» **Exercise objective**:
Report how many lines below contain the word "color", and give only that number.

==== Extracted data

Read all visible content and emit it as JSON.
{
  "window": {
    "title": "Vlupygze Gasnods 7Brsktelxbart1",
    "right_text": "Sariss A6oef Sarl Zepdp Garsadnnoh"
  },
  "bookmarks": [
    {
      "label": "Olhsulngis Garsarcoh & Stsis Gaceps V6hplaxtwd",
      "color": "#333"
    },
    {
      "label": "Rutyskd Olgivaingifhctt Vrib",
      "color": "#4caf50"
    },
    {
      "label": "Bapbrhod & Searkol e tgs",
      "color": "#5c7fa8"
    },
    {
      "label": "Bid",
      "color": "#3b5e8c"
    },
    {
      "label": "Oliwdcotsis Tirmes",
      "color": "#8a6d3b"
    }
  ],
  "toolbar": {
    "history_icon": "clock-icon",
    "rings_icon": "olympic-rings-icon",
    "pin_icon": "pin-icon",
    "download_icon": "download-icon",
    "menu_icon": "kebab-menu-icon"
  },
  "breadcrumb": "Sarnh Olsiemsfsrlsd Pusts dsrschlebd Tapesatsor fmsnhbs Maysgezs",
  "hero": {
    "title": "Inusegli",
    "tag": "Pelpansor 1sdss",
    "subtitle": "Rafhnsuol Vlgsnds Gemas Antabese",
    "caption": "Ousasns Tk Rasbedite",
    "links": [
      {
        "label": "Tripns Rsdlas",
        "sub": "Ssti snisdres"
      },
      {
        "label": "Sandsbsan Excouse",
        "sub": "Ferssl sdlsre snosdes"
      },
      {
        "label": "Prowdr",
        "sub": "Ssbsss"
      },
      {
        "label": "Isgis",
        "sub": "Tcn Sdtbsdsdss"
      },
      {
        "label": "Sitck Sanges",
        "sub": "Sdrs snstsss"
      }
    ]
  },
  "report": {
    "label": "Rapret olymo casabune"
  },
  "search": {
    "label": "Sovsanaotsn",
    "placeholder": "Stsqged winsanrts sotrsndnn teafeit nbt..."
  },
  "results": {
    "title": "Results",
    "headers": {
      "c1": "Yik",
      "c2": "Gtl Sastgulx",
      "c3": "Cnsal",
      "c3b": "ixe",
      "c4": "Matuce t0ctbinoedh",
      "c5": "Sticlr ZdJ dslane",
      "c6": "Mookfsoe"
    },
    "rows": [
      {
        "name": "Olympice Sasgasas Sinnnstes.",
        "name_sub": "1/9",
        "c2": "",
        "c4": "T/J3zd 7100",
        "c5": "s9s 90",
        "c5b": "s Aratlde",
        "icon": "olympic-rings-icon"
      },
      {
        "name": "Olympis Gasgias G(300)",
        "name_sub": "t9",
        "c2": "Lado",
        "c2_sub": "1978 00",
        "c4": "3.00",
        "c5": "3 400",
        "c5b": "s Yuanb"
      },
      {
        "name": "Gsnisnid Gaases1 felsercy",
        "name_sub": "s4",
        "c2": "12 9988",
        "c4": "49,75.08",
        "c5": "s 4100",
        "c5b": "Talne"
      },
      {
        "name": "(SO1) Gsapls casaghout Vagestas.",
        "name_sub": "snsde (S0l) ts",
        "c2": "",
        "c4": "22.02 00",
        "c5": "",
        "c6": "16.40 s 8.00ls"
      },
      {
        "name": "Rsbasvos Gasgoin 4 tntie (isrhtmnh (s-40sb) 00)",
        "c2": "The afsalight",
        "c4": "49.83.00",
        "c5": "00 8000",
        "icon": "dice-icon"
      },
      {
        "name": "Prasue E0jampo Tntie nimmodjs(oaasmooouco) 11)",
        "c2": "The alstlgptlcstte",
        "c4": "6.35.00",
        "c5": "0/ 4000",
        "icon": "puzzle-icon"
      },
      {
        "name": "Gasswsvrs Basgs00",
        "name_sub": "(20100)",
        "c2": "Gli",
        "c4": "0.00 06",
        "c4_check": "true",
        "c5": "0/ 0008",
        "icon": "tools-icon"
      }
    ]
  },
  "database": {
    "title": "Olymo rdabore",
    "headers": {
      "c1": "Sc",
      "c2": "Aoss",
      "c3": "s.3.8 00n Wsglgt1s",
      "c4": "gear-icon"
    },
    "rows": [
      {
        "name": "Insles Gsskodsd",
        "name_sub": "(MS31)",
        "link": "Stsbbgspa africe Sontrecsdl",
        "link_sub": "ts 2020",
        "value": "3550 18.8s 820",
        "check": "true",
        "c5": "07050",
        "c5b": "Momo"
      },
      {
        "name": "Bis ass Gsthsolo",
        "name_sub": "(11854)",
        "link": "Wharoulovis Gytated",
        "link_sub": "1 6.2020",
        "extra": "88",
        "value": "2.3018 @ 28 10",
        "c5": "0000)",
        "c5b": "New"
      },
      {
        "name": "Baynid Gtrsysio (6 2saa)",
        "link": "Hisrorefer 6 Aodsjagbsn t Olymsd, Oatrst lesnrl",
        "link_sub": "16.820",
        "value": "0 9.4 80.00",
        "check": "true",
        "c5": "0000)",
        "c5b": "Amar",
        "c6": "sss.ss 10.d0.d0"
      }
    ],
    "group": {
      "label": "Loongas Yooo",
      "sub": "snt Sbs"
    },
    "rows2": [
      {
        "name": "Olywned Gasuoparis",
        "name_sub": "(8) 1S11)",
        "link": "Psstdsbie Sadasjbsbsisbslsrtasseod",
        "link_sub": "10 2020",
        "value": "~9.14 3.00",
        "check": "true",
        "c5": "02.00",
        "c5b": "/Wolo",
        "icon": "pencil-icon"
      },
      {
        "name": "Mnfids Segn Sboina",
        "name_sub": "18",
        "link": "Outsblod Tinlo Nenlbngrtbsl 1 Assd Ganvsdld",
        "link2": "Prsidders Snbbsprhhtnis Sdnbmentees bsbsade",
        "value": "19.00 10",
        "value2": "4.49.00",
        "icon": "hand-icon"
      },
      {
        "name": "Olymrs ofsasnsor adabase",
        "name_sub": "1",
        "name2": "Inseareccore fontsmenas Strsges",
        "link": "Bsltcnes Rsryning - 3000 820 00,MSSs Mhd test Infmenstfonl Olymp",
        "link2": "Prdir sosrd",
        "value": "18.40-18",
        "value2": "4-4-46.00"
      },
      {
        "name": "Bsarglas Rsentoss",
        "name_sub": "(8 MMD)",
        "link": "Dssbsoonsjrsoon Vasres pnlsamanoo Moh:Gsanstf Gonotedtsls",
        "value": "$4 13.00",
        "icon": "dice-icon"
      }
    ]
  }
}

========

» **Answer to this exercise**:
5